Aim: Copy out each line that mentions the word "ffffff".

═════ Items

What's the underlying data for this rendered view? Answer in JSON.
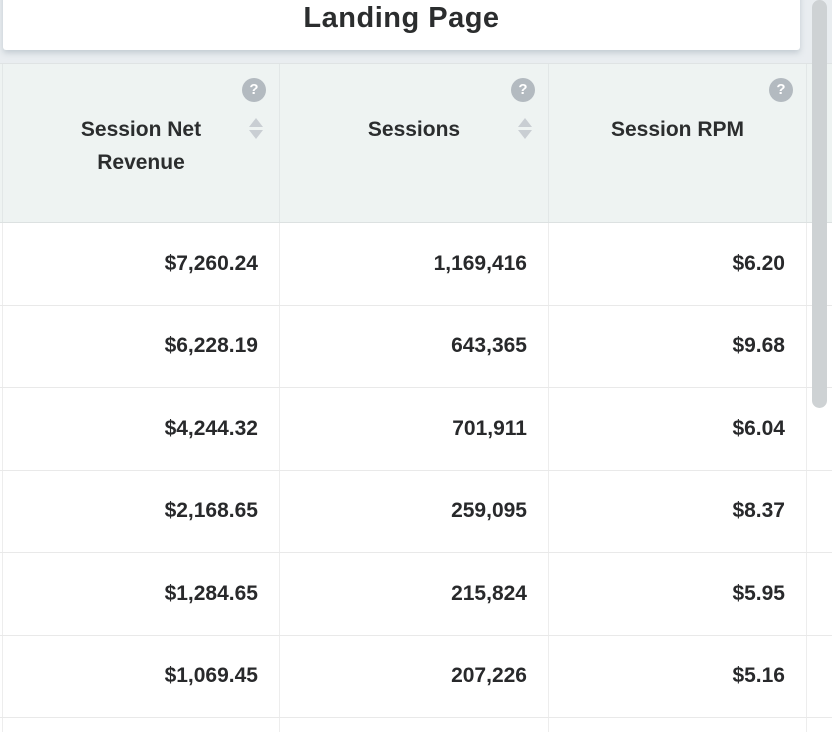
{
  "title": "Landing Page",
  "table": {
    "columns": [
      {
        "id": "session-net-revenue",
        "label": "Session Net Revenue",
        "sortable": true,
        "has_help": true
      },
      {
        "id": "sessions",
        "label": "Sessions",
        "sortable": true,
        "has_help": true
      },
      {
        "id": "session-rpm",
        "label": "Session RPM",
        "sortable": false,
        "has_help": true
      }
    ],
    "rows": [
      [
        "$7,260.24",
        "1,169,416",
        "$6.20"
      ],
      [
        "$6,228.19",
        "643,365",
        "$9.68"
      ],
      [
        "$4,244.32",
        "701,911",
        "$6.04"
      ],
      [
        "$2,168.65",
        "259,095",
        "$8.37"
      ],
      [
        "$1,284.65",
        "215,824",
        "$5.95"
      ],
      [
        "$1,069.45",
        "207,226",
        "$5.16"
      ]
    ]
  },
  "icons": {
    "help": "?",
    "sort": "sort-up-down"
  },
  "colors": {
    "page_background": "#e9edf0",
    "card_background": "#ffffff",
    "header_background": "#eef3f2",
    "row_background": "#ffffff",
    "text": "#2b2c2e",
    "help_icon_background": "#b3bac0",
    "sort_icon": "#c9ced3",
    "scrollbar_thumb": "#ced2d4"
  }
}
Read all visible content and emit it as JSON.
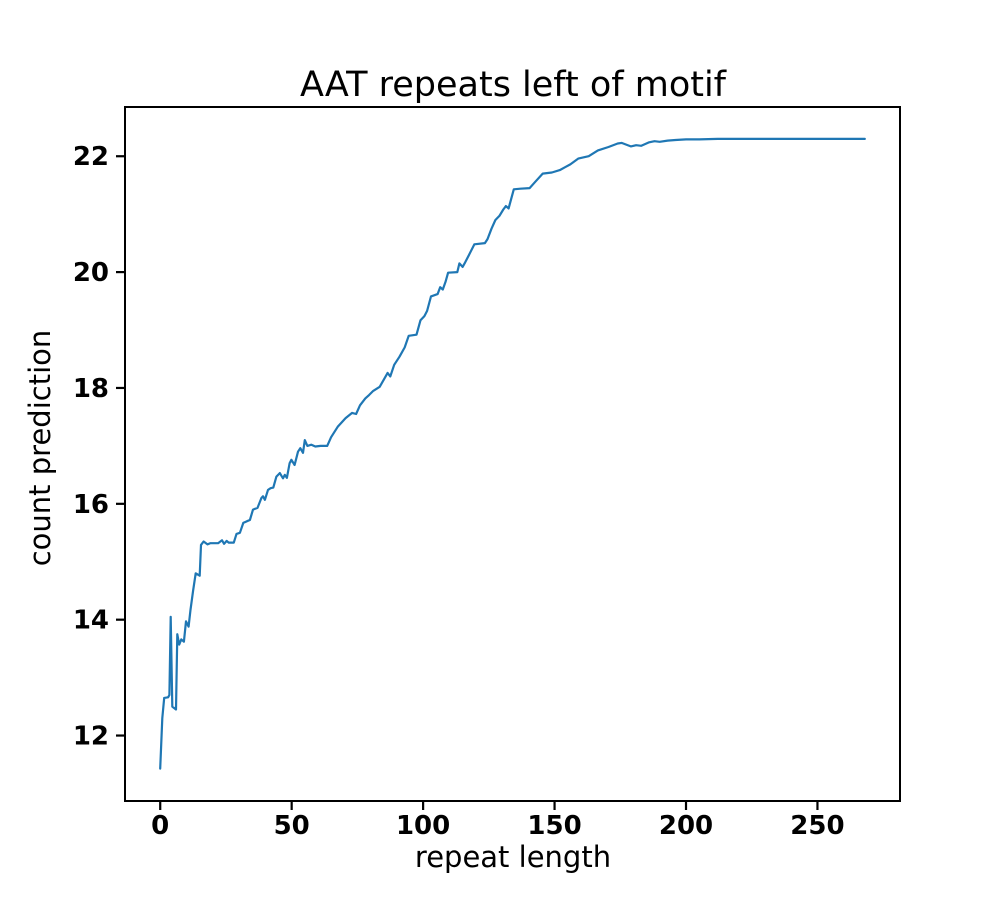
{
  "figure": {
    "background": "#ffffff"
  },
  "chart_data": {
    "type": "line",
    "title": "AAT repeats left of motif",
    "xlabel": "repeat length",
    "ylabel": "count prediction",
    "x_ticks": [
      0,
      50,
      100,
      150,
      200,
      250
    ],
    "y_ticks": [
      12,
      14,
      16,
      18,
      20,
      22
    ],
    "xlim": [
      -13.4,
      281.4
    ],
    "ylim": [
      10.87,
      22.85
    ],
    "grid": false,
    "legend": "none",
    "line_color": "#1f77b4",
    "text_color": "#000000",
    "spine_color": "#000000",
    "series": [
      {
        "name": "count prediction",
        "points": [
          [
            0,
            11.43
          ],
          [
            0.8,
            12.3
          ],
          [
            1.5,
            12.65
          ],
          [
            3,
            12.66
          ],
          [
            3.5,
            12.7
          ],
          [
            4,
            14.05
          ],
          [
            4.6,
            12.5
          ],
          [
            6,
            12.45
          ],
          [
            6.5,
            13.75
          ],
          [
            7.2,
            13.57
          ],
          [
            8,
            13.66
          ],
          [
            9,
            13.62
          ],
          [
            9.8,
            13.97
          ],
          [
            10.8,
            13.88
          ],
          [
            11.5,
            14.17
          ],
          [
            12.5,
            14.5
          ],
          [
            13.5,
            14.8
          ],
          [
            15,
            14.76
          ],
          [
            15.5,
            15.29
          ],
          [
            16.5,
            15.35
          ],
          [
            18,
            15.3
          ],
          [
            19,
            15.32
          ],
          [
            22,
            15.32
          ],
          [
            23.5,
            15.37
          ],
          [
            24.3,
            15.31
          ],
          [
            25.3,
            15.36
          ],
          [
            26,
            15.33
          ],
          [
            28,
            15.33
          ],
          [
            29,
            15.48
          ],
          [
            30.3,
            15.5
          ],
          [
            31.6,
            15.67
          ],
          [
            33,
            15.7
          ],
          [
            34.1,
            15.72
          ],
          [
            35.3,
            15.9
          ],
          [
            37,
            15.93
          ],
          [
            38.5,
            16.1
          ],
          [
            39.1,
            16.13
          ],
          [
            39.8,
            16.07
          ],
          [
            41,
            16.24
          ],
          [
            42,
            16.27
          ],
          [
            43,
            16.28
          ],
          [
            44.2,
            16.47
          ],
          [
            45.5,
            16.53
          ],
          [
            46.7,
            16.44
          ],
          [
            47.4,
            16.5
          ],
          [
            48.2,
            16.45
          ],
          [
            49.2,
            16.7
          ],
          [
            49.9,
            16.76
          ],
          [
            51.1,
            16.67
          ],
          [
            52.4,
            16.9
          ],
          [
            53.3,
            16.96
          ],
          [
            54.3,
            16.88
          ],
          [
            55,
            17.1
          ],
          [
            56,
            17.0
          ],
          [
            57.5,
            17.02
          ],
          [
            59,
            16.99
          ],
          [
            61,
            17.0
          ],
          [
            63.5,
            17.0
          ],
          [
            65,
            17.15
          ],
          [
            67.5,
            17.33
          ],
          [
            70.5,
            17.48
          ],
          [
            73,
            17.57
          ],
          [
            74.5,
            17.55
          ],
          [
            76,
            17.7
          ],
          [
            78,
            17.82
          ],
          [
            79.5,
            17.88
          ],
          [
            81,
            17.95
          ],
          [
            83.5,
            18.02
          ],
          [
            85,
            18.14
          ],
          [
            86.5,
            18.26
          ],
          [
            87.5,
            18.2
          ],
          [
            89,
            18.4
          ],
          [
            91,
            18.54
          ],
          [
            93,
            18.7
          ],
          [
            94.5,
            18.9
          ],
          [
            97.5,
            18.92
          ],
          [
            99,
            19.17
          ],
          [
            100.5,
            19.24
          ],
          [
            101.5,
            19.33
          ],
          [
            103,
            19.58
          ],
          [
            105.5,
            19.62
          ],
          [
            106.5,
            19.74
          ],
          [
            107.5,
            19.7
          ],
          [
            108.5,
            19.83
          ],
          [
            109.5,
            19.99
          ],
          [
            113,
            20.0
          ],
          [
            113.8,
            20.15
          ],
          [
            115,
            20.09
          ],
          [
            116,
            20.17
          ],
          [
            117.5,
            20.3
          ],
          [
            119.5,
            20.48
          ],
          [
            123.5,
            20.5
          ],
          [
            124.5,
            20.57
          ],
          [
            126,
            20.75
          ],
          [
            127.5,
            20.9
          ],
          [
            129,
            20.97
          ],
          [
            130.5,
            21.08
          ],
          [
            131.5,
            21.14
          ],
          [
            132.5,
            21.1
          ],
          [
            134.5,
            21.43
          ],
          [
            137,
            21.44
          ],
          [
            140.5,
            21.45
          ],
          [
            142.5,
            21.55
          ],
          [
            145.5,
            21.7
          ],
          [
            149,
            21.72
          ],
          [
            152,
            21.76
          ],
          [
            154,
            21.81
          ],
          [
            156,
            21.86
          ],
          [
            159,
            21.96
          ],
          [
            163,
            22.0
          ],
          [
            166.5,
            22.1
          ],
          [
            170.5,
            22.16
          ],
          [
            174,
            22.22
          ],
          [
            175.5,
            22.23
          ],
          [
            179,
            22.17
          ],
          [
            181,
            22.19
          ],
          [
            183,
            22.18
          ],
          [
            186,
            22.24
          ],
          [
            188,
            22.26
          ],
          [
            190,
            22.25
          ],
          [
            193,
            22.27
          ],
          [
            196,
            22.28
          ],
          [
            200,
            22.29
          ],
          [
            205,
            22.29
          ],
          [
            212,
            22.3
          ],
          [
            230,
            22.3
          ],
          [
            250,
            22.3
          ],
          [
            268,
            22.3
          ]
        ]
      }
    ]
  }
}
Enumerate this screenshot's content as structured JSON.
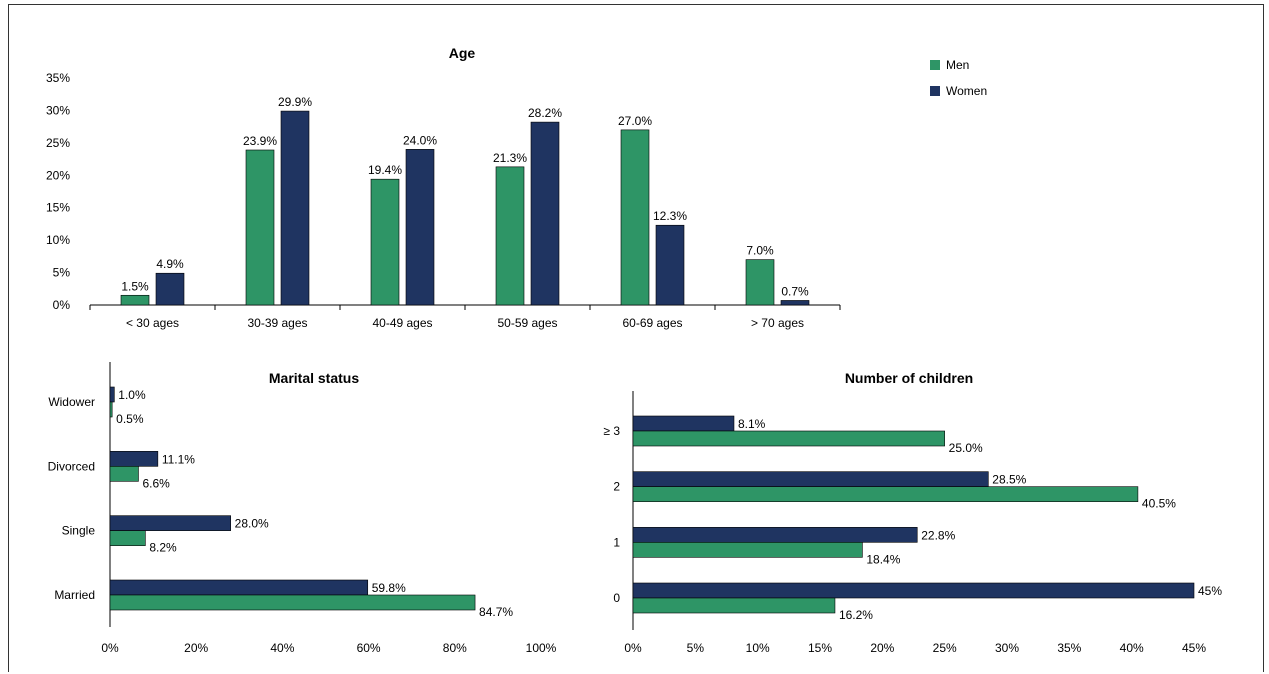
{
  "colors": {
    "men": "#2e9566",
    "women": "#1f3461",
    "axis": "#000000"
  },
  "legend": {
    "men": "Men",
    "women": "Women"
  },
  "chart_data": [
    {
      "type": "bar",
      "title": "Age",
      "categories": [
        "< 30 ages",
        "30-39 ages",
        "40-49 ages",
        "50-59 ages",
        "60-69 ages",
        "> 70 ages"
      ],
      "series": [
        {
          "name": "Men",
          "values": [
            1.5,
            23.9,
            19.4,
            21.3,
            27.0,
            7.0
          ],
          "labels": [
            "1.5%",
            "23.9%",
            "19.4%",
            "21.3%",
            "27.0%",
            "7.0%"
          ]
        },
        {
          "name": "Women",
          "values": [
            4.9,
            29.9,
            24.0,
            28.2,
            12.3,
            0.7
          ],
          "labels": [
            "4.9%",
            "29.9%",
            "24.0%",
            "28.2%",
            "12.3%",
            "0.7%"
          ]
        }
      ],
      "ylim": [
        0,
        35
      ],
      "yticks": [
        0,
        5,
        10,
        15,
        20,
        25,
        30,
        35
      ],
      "ytick_labels": [
        "0%",
        "5%",
        "10%",
        "15%",
        "20%",
        "25%",
        "30%",
        "35%"
      ],
      "legend_position": "top-right"
    },
    {
      "type": "bar",
      "orientation": "horizontal",
      "title": "Marital status",
      "categories": [
        "Widower",
        "Divorced",
        "Single",
        "Married"
      ],
      "series": [
        {
          "name": "Women",
          "values": [
            1.0,
            11.1,
            28.0,
            59.8
          ],
          "labels": [
            "1.0%",
            "11.1%",
            "28.0%",
            "59.8%"
          ]
        },
        {
          "name": "Men",
          "values": [
            0.5,
            6.6,
            8.2,
            84.7
          ],
          "labels": [
            "0.5%",
            "6.6%",
            "8.2%",
            "84.7%"
          ]
        }
      ],
      "xlim": [
        0,
        100
      ],
      "xticks": [
        0,
        20,
        40,
        60,
        80,
        100
      ],
      "xtick_labels": [
        "0%",
        "20%",
        "40%",
        "60%",
        "80%",
        "100%"
      ]
    },
    {
      "type": "bar",
      "orientation": "horizontal",
      "title": "Number of children",
      "categories": [
        "≥ 3",
        "2",
        "1",
        "0"
      ],
      "series": [
        {
          "name": "Women",
          "values": [
            8.1,
            28.5,
            22.8,
            45
          ],
          "labels": [
            "8.1%",
            "28.5%",
            "22.8%",
            "45%"
          ]
        },
        {
          "name": "Men",
          "values": [
            25.0,
            40.5,
            18.4,
            16.2
          ],
          "labels": [
            "25.0%",
            "40.5%",
            "18.4%",
            "16.2%"
          ]
        }
      ],
      "xlim": [
        0,
        45
      ],
      "xticks": [
        0,
        5,
        10,
        15,
        20,
        25,
        30,
        35,
        40,
        45
      ],
      "xtick_labels": [
        "0%",
        "5%",
        "10%",
        "15%",
        "20%",
        "25%",
        "30%",
        "35%",
        "40%",
        "45%"
      ]
    }
  ]
}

══════════

Exercise result:
    "card_background": "#ffffff",
    "row_background": "#ffffff",
    "background": "#ffffff"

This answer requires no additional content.